The task = In the entries below, find every line with "ddPCR" and copy it.

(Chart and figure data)
^^^^^^^^

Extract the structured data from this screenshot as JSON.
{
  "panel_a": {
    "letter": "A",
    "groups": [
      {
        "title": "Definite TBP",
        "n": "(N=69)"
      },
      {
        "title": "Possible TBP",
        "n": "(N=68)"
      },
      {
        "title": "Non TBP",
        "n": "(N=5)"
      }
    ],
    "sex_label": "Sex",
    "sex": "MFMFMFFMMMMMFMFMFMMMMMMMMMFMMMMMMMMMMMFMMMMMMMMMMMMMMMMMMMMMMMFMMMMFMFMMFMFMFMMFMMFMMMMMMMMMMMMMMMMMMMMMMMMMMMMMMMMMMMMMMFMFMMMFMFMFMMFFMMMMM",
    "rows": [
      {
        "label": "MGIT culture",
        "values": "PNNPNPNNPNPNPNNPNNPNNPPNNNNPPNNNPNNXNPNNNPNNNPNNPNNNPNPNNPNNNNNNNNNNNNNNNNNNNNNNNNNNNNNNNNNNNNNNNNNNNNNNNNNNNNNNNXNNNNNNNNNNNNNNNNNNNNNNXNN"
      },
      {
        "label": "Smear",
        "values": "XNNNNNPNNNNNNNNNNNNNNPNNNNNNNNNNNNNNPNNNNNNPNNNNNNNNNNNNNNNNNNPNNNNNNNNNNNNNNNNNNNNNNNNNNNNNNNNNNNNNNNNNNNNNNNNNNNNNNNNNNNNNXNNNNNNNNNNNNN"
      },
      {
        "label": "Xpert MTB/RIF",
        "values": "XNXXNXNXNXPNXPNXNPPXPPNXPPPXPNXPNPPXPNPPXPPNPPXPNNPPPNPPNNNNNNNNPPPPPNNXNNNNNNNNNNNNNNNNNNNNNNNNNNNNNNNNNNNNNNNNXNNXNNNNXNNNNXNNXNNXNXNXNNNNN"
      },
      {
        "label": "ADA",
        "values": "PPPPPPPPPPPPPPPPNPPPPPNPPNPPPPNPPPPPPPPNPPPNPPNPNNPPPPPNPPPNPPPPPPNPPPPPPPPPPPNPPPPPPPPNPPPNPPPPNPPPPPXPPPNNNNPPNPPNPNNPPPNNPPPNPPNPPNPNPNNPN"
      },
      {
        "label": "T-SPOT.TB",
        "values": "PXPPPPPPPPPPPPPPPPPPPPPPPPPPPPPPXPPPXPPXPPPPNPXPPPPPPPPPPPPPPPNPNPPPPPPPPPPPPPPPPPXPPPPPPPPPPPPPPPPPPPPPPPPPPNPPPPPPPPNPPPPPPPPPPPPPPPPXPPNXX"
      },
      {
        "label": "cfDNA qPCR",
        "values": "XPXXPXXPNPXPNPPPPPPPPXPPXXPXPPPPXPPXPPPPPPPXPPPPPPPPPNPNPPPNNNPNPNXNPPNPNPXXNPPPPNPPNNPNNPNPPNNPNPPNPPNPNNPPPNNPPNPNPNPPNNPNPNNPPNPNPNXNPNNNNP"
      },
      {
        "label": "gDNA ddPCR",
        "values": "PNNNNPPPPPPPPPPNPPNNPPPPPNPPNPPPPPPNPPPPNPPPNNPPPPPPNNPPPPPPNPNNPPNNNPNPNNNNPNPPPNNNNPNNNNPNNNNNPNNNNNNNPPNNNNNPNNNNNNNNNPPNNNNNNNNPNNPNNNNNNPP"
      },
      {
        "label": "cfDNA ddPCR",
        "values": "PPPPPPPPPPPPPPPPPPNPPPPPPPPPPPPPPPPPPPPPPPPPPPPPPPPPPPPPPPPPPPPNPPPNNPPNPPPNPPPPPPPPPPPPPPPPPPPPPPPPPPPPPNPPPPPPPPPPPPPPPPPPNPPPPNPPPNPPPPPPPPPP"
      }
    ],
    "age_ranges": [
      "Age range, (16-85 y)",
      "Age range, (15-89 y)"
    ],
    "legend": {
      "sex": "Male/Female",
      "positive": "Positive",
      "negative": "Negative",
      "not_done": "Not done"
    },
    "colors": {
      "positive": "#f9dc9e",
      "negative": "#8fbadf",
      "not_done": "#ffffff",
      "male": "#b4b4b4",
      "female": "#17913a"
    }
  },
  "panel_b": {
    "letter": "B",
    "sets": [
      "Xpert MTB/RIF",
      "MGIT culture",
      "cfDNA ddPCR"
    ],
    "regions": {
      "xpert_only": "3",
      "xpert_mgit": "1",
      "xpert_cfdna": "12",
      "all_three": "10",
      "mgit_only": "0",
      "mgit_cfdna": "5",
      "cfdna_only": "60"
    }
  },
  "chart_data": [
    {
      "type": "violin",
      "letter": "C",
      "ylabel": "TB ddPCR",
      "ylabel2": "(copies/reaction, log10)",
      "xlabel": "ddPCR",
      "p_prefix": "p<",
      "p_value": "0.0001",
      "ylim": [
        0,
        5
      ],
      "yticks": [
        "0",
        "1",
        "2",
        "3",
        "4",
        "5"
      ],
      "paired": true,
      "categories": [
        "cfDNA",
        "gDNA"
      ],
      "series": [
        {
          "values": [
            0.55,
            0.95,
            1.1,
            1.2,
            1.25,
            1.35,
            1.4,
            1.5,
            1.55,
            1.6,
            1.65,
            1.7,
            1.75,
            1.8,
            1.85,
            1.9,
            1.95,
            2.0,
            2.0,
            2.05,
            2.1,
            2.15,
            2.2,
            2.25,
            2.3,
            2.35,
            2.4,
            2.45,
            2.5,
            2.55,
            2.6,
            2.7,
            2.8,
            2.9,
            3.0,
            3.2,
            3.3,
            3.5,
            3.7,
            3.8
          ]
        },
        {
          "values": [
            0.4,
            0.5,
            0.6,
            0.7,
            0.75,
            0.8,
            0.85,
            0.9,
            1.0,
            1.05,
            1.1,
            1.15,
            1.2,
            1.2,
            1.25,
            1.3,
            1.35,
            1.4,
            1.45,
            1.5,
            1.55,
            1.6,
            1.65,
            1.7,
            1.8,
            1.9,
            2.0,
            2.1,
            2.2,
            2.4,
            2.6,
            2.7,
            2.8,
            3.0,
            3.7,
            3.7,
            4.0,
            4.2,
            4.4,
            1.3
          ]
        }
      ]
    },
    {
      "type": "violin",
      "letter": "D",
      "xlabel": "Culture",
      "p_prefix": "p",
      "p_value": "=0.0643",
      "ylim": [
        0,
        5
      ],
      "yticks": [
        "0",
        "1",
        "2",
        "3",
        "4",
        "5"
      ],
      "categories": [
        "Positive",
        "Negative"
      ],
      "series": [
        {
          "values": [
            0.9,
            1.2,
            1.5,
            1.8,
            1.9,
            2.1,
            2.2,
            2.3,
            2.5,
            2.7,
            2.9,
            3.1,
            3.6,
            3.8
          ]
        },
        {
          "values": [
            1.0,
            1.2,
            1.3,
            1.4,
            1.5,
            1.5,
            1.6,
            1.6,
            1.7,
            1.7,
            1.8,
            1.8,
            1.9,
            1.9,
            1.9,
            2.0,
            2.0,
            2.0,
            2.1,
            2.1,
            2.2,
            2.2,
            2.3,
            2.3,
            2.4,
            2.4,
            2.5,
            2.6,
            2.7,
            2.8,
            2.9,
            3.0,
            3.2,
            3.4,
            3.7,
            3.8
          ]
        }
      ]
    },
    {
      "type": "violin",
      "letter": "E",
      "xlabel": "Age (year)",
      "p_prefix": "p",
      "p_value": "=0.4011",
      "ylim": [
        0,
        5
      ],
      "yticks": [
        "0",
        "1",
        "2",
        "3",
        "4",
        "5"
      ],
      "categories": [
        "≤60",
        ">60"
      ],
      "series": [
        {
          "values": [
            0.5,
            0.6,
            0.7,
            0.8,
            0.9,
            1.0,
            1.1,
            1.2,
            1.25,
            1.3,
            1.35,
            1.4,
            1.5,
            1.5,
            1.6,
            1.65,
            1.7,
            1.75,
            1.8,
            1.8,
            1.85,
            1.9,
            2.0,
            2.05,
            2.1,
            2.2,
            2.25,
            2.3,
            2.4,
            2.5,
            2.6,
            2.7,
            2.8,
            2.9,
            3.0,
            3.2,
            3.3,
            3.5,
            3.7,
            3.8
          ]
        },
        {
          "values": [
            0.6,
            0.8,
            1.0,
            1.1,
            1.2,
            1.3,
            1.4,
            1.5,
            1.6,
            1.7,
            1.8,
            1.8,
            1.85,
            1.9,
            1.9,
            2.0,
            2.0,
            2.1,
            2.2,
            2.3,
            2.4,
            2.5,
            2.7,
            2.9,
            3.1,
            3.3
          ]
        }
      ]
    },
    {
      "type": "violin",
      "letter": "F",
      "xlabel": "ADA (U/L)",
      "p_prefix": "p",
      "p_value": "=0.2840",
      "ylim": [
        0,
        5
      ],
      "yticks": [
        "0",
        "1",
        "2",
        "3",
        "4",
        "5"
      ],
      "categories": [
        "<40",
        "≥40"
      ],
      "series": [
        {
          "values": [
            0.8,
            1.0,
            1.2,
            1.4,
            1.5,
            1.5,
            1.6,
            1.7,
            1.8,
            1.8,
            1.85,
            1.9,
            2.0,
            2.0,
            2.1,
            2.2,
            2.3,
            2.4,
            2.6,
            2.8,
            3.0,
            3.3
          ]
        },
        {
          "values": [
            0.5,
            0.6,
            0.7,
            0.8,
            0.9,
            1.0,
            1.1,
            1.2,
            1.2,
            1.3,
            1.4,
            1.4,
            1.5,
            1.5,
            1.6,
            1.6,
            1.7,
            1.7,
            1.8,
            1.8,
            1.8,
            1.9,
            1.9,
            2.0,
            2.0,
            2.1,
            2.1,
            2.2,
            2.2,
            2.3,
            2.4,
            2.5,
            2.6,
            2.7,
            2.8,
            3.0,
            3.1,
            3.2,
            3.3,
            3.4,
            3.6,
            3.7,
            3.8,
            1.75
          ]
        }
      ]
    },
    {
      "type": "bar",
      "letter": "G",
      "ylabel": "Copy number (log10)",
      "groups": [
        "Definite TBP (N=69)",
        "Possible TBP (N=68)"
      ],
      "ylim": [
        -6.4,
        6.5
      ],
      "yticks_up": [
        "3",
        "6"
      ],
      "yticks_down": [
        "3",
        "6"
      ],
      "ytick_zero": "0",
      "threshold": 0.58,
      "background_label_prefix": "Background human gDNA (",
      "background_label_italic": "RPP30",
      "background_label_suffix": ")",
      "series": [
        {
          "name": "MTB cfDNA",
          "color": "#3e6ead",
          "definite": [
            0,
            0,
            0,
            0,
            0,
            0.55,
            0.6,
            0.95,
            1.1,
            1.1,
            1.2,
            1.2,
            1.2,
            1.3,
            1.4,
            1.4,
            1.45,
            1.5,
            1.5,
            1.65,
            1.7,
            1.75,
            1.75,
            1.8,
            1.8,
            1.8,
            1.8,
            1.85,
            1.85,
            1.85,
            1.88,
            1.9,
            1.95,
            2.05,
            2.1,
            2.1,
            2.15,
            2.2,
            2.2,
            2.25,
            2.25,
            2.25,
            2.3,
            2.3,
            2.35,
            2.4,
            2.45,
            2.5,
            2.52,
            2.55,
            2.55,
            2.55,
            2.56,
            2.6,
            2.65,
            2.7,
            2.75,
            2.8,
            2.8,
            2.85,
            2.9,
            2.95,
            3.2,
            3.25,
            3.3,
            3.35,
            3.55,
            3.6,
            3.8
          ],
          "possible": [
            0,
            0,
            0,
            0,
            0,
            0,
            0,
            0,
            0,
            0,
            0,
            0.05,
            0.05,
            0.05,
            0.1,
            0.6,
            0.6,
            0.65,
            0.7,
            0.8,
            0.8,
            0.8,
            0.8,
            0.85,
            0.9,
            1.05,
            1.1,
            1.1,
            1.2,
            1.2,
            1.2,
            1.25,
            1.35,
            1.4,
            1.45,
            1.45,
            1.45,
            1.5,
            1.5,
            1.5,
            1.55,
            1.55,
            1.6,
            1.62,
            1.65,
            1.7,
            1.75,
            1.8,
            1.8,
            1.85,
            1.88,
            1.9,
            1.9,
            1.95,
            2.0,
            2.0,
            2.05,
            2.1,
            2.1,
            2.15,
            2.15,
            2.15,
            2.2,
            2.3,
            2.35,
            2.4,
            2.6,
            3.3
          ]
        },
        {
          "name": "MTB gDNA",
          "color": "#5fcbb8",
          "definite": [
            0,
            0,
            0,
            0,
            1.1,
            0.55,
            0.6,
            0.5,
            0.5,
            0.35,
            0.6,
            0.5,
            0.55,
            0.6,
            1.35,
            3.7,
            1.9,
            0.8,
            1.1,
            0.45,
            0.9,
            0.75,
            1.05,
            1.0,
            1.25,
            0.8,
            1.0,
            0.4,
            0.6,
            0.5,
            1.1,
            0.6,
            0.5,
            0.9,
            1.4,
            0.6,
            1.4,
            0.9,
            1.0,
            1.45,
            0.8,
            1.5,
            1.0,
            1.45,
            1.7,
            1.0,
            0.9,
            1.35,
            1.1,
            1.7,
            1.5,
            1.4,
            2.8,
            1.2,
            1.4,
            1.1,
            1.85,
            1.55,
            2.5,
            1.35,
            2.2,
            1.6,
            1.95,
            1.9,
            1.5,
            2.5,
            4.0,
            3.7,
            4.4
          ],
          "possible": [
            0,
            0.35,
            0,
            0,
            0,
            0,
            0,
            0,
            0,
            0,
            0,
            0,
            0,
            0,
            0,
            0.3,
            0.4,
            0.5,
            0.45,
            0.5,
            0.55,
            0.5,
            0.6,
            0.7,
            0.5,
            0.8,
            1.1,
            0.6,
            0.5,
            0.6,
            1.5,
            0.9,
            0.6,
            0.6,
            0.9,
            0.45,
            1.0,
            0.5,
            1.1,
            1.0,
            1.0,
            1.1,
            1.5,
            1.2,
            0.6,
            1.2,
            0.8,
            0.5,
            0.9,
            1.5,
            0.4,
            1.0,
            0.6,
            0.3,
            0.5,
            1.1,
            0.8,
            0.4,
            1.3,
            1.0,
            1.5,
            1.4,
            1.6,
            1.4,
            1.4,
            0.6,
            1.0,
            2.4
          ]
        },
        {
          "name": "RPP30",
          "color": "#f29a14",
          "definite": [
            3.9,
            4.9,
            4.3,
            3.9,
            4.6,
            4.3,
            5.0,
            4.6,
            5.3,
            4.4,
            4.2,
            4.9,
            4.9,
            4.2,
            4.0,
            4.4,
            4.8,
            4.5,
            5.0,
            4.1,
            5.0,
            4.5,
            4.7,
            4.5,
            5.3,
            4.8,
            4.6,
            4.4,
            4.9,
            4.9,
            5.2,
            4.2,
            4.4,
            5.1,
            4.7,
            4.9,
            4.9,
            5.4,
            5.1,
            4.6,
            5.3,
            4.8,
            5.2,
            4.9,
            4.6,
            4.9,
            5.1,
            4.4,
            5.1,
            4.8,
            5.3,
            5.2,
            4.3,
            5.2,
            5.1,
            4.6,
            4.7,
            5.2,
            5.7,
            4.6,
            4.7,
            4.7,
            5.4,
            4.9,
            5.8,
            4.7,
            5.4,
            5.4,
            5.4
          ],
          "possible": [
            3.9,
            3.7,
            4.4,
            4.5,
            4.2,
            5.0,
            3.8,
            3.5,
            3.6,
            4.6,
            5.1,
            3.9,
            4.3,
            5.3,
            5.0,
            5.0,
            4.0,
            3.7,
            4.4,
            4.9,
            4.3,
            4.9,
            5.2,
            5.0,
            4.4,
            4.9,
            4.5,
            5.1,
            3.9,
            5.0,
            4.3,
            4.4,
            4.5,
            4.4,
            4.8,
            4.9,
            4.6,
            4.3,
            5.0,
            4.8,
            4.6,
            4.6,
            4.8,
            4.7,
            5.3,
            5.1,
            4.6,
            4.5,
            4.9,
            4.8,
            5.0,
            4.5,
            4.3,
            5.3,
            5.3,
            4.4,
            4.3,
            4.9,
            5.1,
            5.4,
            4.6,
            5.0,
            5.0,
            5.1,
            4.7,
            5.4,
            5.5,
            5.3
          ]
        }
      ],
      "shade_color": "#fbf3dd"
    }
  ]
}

^^^^^^^^

Response below =
        "label": "gDNA ddPCR",
        "label": "cfDNA ddPCR",
      "cfDNA ddPCR"
      "ylabel": "TB ddPCR",
      "xlabel": "ddPCR",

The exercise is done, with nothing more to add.